- [The request]:
Identify each line holding the string "учреждения" and copy it.

Stored records:
================================

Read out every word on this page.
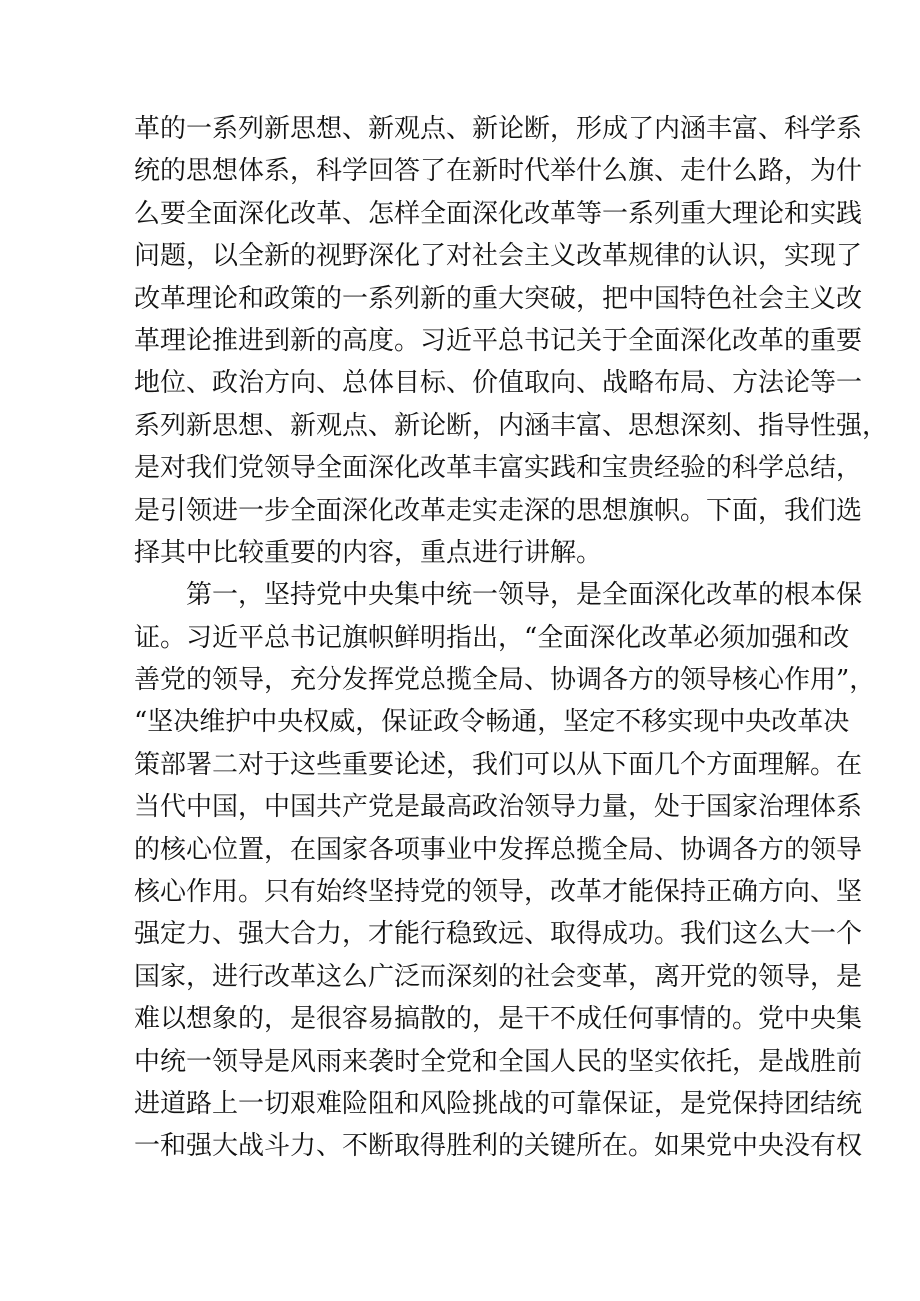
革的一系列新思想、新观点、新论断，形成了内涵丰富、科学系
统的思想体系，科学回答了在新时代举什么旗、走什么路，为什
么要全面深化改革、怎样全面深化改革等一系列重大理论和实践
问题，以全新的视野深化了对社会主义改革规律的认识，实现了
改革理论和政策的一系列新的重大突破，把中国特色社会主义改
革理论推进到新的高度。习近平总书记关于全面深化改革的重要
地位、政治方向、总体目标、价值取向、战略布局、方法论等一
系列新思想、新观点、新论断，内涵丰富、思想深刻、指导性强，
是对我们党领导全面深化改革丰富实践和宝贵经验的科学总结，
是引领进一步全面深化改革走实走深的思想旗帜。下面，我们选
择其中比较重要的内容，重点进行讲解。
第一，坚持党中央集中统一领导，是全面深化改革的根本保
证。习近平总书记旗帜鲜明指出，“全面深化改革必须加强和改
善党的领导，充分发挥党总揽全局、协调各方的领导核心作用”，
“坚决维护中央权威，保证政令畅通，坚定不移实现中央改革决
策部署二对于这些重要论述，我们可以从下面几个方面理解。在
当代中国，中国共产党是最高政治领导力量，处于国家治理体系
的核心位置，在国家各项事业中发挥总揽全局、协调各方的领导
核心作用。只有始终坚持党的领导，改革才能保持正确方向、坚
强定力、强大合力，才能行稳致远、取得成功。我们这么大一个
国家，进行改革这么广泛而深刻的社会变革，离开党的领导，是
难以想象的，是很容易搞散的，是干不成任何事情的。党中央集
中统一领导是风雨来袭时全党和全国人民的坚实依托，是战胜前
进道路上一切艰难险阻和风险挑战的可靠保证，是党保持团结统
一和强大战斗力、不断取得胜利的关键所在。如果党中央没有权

================================

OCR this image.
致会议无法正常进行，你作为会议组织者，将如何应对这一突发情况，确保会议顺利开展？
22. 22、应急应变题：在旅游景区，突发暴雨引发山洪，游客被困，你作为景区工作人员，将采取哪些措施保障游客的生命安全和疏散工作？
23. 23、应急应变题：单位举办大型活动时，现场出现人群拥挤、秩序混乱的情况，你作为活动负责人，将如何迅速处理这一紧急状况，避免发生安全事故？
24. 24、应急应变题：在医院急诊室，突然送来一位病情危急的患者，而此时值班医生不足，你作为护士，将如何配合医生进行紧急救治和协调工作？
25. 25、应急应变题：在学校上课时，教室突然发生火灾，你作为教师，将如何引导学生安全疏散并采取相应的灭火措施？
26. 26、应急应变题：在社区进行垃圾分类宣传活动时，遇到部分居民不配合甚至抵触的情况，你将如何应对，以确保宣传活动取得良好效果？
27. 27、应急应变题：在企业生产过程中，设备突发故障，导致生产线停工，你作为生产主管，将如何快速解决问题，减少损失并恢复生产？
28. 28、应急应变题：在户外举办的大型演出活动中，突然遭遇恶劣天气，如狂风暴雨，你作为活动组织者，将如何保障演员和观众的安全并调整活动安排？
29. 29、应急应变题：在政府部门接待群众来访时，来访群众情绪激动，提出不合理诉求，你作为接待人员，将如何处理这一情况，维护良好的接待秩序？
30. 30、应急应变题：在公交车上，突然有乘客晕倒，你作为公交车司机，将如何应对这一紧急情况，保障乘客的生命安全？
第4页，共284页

================================

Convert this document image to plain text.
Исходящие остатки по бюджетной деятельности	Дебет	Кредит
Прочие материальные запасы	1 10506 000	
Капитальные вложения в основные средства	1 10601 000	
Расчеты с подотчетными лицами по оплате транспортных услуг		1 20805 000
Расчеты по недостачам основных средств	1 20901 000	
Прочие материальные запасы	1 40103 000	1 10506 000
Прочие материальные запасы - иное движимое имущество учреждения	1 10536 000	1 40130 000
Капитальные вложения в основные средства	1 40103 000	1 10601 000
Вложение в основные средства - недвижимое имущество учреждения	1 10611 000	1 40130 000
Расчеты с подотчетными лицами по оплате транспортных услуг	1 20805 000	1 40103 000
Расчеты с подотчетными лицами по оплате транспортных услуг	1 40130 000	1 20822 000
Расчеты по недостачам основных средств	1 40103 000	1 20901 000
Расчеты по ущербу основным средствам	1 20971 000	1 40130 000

================================

- [Answer to the exercise]:
Прочие материальные запасы - иное движимое имущество учреждения	1 10536 000	1 40130 000
Вложение в основные средства - недвижимое имущество учреждения	1 10611 000	1 40130 000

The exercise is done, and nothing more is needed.